EXERCISE -
In the material below, find every line with "singing" and pull it out.

"""

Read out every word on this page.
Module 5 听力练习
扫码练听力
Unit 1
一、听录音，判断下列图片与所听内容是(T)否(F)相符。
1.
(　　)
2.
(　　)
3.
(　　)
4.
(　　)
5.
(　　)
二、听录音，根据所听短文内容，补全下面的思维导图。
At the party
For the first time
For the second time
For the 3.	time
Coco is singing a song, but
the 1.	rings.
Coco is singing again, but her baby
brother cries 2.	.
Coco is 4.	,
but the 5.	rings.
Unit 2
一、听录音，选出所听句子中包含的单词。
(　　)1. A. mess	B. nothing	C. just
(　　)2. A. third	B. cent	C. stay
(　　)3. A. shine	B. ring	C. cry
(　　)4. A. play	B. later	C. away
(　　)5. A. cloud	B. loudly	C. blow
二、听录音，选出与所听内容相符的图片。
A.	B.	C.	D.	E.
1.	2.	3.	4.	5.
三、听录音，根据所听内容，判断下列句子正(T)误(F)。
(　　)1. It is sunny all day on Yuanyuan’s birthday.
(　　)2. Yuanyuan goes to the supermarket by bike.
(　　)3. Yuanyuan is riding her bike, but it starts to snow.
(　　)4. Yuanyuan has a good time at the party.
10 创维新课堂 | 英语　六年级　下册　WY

"""

EXERCISE RESPONSE -
Coco is singing a song, but
Coco is singing again, but her baby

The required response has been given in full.